In the data below, find each line containing the string "other" and return it.

Data items:
※ ※ ※

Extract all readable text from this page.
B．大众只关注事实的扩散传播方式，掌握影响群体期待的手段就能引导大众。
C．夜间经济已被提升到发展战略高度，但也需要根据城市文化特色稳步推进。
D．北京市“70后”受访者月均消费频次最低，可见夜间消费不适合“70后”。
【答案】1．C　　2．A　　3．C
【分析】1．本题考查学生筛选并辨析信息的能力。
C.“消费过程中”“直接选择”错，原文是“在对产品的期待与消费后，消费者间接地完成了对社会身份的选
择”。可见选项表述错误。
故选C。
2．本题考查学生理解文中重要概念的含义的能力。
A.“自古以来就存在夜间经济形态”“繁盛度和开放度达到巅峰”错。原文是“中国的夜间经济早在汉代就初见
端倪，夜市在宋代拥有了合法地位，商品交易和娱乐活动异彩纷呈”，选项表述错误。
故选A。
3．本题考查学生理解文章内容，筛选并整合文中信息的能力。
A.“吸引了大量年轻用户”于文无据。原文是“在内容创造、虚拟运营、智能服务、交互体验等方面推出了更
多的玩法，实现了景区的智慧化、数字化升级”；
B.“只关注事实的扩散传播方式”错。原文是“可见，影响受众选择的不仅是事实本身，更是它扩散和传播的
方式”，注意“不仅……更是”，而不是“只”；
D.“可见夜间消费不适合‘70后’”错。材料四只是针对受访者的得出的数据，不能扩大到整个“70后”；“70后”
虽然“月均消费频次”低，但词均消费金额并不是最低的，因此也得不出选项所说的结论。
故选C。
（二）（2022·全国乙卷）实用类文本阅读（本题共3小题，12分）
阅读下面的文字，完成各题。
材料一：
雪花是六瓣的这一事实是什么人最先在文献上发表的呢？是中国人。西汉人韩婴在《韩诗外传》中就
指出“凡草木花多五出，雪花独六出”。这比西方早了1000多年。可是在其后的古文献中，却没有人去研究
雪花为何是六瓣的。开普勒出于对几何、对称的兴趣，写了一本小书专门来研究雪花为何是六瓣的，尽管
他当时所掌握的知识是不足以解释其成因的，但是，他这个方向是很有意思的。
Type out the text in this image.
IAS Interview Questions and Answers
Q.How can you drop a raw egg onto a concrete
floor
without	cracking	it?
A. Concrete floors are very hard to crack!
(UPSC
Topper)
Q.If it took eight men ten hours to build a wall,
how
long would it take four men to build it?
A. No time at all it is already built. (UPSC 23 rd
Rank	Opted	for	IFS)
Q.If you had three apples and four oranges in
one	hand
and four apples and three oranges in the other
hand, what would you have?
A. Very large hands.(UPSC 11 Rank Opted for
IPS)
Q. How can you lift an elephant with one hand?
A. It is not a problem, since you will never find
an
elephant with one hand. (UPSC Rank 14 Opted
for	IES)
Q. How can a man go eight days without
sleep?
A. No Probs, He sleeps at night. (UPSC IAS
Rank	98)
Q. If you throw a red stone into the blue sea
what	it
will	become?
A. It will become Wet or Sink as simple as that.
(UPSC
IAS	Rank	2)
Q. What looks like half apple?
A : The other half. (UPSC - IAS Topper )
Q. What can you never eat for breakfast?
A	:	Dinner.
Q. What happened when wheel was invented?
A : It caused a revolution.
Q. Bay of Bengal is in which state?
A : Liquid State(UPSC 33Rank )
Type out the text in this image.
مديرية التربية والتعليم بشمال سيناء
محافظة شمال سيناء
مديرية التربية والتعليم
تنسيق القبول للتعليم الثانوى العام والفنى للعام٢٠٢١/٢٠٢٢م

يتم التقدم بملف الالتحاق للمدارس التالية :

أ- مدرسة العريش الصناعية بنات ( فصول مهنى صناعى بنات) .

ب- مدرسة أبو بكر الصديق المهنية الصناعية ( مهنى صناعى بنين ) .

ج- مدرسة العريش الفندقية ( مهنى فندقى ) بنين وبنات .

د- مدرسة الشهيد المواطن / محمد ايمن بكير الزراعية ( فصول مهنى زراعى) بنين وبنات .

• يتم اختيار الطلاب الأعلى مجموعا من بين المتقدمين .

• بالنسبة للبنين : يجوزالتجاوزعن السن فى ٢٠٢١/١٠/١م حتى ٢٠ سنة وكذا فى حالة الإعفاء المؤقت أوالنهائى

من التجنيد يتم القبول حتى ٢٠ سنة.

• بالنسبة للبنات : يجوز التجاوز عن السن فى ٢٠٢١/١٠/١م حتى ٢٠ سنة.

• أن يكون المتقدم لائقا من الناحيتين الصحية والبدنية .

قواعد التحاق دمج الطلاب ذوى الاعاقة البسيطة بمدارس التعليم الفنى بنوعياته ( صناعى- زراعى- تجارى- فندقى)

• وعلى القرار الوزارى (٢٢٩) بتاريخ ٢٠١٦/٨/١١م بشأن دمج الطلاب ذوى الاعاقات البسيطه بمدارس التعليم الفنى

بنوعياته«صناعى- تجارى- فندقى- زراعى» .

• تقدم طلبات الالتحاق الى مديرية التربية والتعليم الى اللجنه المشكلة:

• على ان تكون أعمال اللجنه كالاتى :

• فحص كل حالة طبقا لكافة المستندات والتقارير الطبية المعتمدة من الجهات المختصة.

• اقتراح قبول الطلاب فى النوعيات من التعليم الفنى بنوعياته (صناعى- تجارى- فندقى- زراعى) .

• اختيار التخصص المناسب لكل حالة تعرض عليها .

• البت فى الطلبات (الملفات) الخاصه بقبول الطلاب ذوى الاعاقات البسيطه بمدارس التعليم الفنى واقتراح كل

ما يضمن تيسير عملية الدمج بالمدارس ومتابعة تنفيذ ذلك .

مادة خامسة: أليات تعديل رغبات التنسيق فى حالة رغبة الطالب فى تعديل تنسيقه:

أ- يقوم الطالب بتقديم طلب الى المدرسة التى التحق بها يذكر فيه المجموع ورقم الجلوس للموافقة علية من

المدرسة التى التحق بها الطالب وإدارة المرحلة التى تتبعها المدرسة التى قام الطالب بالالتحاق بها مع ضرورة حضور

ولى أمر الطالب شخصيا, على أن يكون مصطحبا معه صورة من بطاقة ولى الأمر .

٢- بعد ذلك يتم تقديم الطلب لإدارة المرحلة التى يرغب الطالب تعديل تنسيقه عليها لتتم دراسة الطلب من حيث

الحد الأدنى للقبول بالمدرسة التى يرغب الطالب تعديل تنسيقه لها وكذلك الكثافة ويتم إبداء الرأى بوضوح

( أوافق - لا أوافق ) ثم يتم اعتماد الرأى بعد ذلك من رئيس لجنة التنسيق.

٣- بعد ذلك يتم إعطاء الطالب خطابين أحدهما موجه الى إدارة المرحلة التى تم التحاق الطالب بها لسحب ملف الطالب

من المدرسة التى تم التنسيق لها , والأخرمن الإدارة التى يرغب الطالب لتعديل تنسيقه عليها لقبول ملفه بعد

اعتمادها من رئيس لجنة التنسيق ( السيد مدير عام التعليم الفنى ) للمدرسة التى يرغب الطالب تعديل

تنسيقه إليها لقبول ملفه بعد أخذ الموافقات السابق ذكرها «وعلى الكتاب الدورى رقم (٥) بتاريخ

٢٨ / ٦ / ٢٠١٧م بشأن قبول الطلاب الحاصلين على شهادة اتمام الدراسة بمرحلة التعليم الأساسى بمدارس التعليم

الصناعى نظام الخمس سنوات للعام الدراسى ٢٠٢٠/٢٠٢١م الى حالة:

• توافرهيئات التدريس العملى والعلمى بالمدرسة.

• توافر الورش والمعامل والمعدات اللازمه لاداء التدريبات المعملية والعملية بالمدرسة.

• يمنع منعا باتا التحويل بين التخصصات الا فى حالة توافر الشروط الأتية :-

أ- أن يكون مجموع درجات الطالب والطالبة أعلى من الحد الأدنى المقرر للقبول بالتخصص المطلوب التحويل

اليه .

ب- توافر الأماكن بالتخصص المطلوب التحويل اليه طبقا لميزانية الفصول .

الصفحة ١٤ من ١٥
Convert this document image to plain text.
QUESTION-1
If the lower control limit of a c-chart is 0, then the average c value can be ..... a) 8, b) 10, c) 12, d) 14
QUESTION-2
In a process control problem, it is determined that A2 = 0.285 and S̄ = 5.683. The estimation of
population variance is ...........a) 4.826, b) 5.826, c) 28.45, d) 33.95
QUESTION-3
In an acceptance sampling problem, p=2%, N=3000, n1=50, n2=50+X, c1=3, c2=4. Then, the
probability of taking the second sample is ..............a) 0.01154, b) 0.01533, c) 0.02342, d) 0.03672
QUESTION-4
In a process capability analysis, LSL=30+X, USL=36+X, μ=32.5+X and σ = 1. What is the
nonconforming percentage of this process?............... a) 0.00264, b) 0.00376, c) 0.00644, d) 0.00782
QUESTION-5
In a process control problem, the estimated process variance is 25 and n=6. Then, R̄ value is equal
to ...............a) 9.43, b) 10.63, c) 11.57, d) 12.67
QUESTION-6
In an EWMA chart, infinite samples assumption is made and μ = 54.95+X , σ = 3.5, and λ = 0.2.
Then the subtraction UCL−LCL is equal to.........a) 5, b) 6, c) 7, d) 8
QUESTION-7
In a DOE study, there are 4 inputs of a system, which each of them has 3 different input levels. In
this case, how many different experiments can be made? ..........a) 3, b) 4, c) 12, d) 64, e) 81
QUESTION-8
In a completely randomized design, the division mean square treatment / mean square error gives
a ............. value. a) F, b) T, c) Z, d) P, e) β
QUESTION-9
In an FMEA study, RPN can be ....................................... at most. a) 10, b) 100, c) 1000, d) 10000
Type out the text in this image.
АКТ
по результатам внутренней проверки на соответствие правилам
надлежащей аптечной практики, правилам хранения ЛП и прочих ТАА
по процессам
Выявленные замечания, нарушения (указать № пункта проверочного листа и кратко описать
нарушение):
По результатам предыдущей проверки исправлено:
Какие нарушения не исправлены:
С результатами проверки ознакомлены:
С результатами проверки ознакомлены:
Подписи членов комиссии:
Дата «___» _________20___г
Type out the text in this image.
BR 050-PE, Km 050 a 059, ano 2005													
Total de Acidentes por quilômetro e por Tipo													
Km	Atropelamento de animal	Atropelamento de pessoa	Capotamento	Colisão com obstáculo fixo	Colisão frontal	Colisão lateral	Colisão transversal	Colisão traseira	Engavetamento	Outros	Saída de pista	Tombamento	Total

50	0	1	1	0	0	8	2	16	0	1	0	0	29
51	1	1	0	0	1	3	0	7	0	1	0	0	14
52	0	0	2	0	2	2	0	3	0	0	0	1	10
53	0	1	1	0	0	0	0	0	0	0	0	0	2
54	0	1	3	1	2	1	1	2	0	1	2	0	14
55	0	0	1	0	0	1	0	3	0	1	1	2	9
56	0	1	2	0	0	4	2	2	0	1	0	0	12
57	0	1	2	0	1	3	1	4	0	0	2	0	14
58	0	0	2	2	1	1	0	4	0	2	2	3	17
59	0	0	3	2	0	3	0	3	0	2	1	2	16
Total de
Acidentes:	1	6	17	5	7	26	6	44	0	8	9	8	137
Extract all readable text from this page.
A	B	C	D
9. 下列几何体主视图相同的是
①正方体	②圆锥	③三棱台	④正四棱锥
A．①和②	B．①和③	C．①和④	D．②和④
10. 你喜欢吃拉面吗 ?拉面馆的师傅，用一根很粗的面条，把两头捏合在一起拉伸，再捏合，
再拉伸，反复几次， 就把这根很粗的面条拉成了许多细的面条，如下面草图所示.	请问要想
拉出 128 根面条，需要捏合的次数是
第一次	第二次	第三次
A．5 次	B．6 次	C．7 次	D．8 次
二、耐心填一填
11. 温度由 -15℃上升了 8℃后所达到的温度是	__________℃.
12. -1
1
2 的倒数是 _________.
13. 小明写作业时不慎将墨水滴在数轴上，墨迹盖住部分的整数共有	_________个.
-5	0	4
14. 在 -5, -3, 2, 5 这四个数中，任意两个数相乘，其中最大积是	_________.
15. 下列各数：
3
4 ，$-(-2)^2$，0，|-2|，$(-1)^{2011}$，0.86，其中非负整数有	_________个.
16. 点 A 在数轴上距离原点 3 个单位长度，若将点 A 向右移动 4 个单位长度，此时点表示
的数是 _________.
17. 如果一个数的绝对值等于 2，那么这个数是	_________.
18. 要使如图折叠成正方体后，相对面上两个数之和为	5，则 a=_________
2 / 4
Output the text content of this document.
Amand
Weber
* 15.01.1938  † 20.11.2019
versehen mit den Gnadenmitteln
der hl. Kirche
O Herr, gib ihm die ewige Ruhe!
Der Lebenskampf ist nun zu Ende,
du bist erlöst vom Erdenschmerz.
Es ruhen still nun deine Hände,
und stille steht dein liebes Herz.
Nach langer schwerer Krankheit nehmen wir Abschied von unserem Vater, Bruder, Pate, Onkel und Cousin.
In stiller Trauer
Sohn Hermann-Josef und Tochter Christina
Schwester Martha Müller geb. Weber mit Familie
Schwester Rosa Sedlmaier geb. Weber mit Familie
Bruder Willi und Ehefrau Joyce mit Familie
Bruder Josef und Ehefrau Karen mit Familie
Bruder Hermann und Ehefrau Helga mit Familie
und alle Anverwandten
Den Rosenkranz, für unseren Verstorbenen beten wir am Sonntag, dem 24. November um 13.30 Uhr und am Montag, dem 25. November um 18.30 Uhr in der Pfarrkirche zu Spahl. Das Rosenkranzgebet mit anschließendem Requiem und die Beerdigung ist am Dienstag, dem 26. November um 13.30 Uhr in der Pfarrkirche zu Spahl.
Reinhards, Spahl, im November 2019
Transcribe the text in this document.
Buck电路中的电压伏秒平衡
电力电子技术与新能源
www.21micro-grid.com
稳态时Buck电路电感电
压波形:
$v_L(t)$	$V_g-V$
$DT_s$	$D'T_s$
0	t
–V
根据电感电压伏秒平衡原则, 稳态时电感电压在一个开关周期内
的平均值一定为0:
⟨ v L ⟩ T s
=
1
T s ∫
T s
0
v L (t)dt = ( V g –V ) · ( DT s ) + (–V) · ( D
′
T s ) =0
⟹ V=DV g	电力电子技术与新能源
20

※ ※ ※

Solution to the problem:
and four apples and three oranges in the other
A : The other half. (UPSC - IAS Topper )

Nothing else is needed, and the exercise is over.